▶ [TASK INSTRUCTIONS]
Each entry below must be repeated exactly, with pictures left out.

Extracted records
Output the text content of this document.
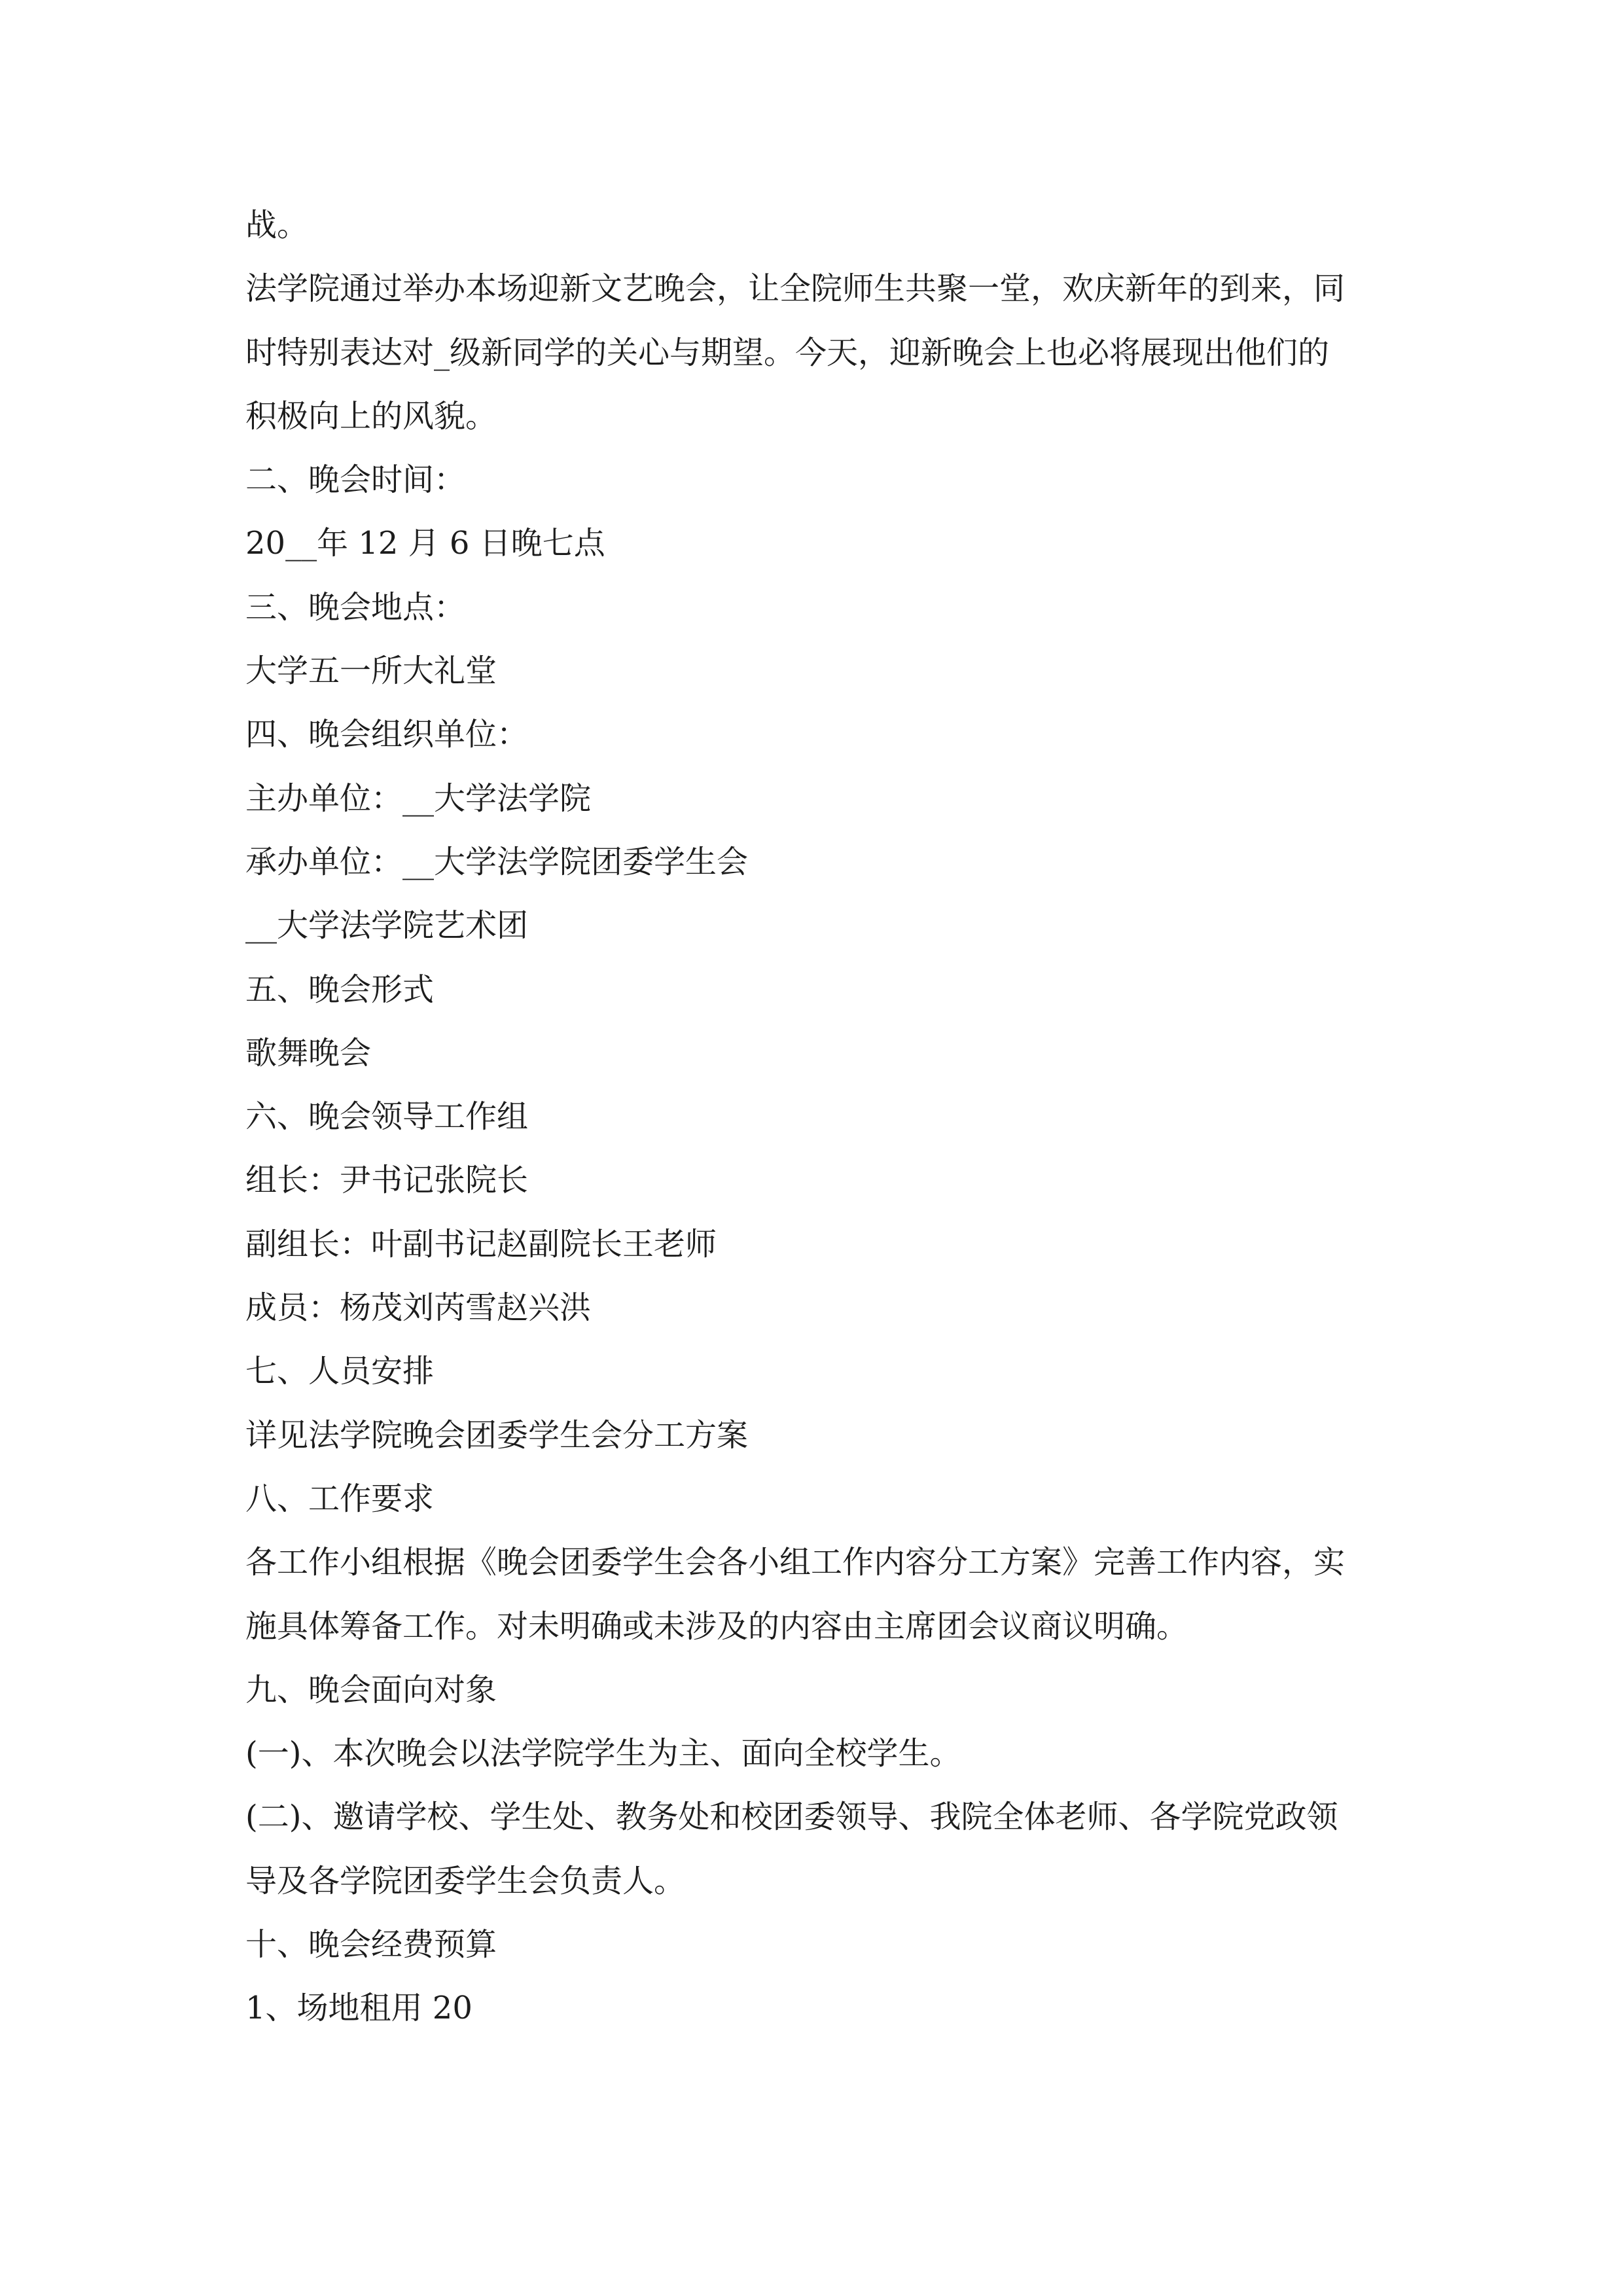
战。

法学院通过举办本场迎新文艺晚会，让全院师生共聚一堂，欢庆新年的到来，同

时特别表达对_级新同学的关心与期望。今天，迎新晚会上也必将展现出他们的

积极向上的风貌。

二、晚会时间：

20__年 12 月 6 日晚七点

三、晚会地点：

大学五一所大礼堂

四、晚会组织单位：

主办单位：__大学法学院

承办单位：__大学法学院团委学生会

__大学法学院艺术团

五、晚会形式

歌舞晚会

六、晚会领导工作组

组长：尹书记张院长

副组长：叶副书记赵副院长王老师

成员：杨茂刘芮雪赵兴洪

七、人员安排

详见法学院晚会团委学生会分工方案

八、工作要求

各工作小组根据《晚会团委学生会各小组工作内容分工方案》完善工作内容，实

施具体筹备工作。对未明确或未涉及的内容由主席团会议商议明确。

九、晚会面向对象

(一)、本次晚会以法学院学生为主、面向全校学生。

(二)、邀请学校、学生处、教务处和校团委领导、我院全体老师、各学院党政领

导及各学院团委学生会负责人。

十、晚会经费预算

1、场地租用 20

▶ [TASK SOLUTION]
Output the text content of this document.
战。

法学院通过举办本场迎新文艺晚会，让全院师生共聚一堂，欢庆新年的到来，同

时特别表达对_级新同学的关心与期望。今天，迎新晚会上也必将展现出他们的

积极向上的风貌。

二、晚会时间：

20__年 12 月 6 日晚七点

三、晚会地点：

大学五一所大礼堂

四、晚会组织单位：

主办单位：__大学法学院

承办单位：__大学法学院团委学生会

__大学法学院艺术团

五、晚会形式

歌舞晚会

六、晚会领导工作组

组长：尹书记张院长

副组长：叶副书记赵副院长王老师

成员：杨茂刘芮雪赵兴洪

七、人员安排

详见法学院晚会团委学生会分工方案

八、工作要求

各工作小组根据《晚会团委学生会各小组工作内容分工方案》完善工作内容，实

施具体筹备工作。对未明确或未涉及的内容由主席团会议商议明确。

九、晚会面向对象

(一)、本次晚会以法学院学生为主、面向全校学生。

(二)、邀请学校、学生处、教务处和校团委领导、我院全体老师、各学院党政领

导及各学院团委学生会负责人。

十、晚会经费预算

1、场地租用 20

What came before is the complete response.